Input data:

▼▼▼

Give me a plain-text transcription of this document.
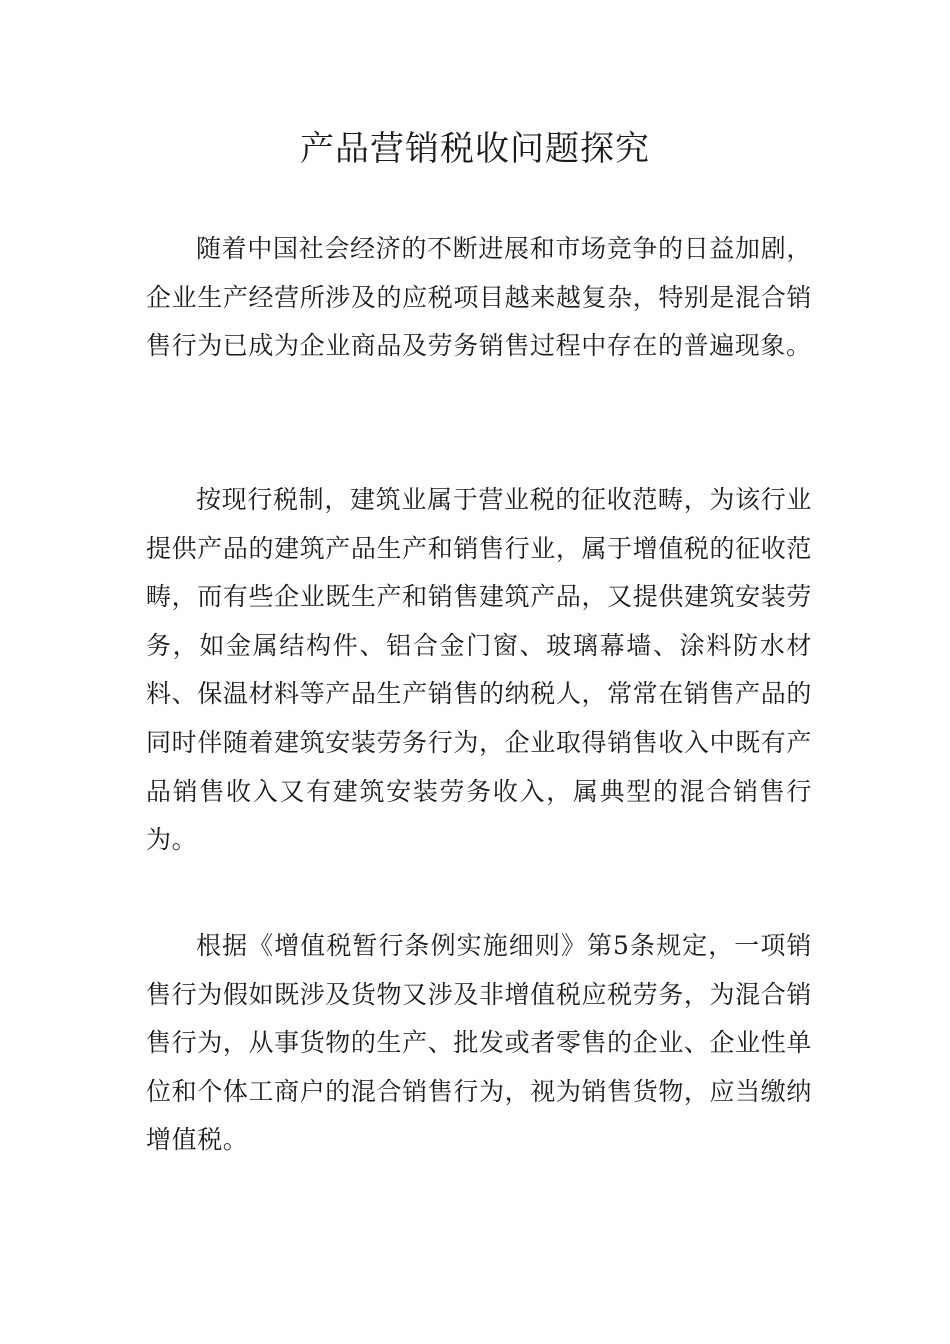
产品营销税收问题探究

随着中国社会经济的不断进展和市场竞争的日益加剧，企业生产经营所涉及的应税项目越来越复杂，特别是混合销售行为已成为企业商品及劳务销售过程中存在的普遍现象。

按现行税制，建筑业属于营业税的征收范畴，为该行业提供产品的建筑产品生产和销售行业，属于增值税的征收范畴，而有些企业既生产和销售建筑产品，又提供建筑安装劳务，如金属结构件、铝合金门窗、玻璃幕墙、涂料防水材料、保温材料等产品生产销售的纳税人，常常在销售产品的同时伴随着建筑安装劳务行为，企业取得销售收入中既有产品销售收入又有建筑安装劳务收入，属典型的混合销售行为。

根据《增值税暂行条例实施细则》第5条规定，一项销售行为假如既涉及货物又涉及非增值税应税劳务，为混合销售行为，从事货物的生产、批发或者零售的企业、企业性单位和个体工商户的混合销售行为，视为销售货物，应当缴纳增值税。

▲▲▲

Exercise description: Repeat the material above verbatim. Leave the pictures behind.

Task output:
Give me a plain-text transcription of this document.
产品营销税收问题探究

随着中国社会经济的不断进展和市场竞争的日益加剧，企业生产经营所涉及的应税项目越来越复杂，特别是混合销售行为已成为企业商品及劳务销售过程中存在的普遍现象。

按现行税制，建筑业属于营业税的征收范畴，为该行业提供产品的建筑产品生产和销售行业，属于增值税的征收范畴，而有些企业既生产和销售建筑产品，又提供建筑安装劳务，如金属结构件、铝合金门窗、玻璃幕墙、涂料防水材料、保温材料等产品生产销售的纳税人，常常在销售产品的同时伴随着建筑安装劳务行为，企业取得销售收入中既有产品销售收入又有建筑安装劳务收入，属典型的混合销售行为。

根据《增值税暂行条例实施细则》第5条规定，一项销售行为假如既涉及货物又涉及非增值税应税劳务，为混合销售行为，从事货物的生产、批发或者零售的企业、企业性单位和个体工商户的混合销售行为，视为销售货物，应当缴纳增值税。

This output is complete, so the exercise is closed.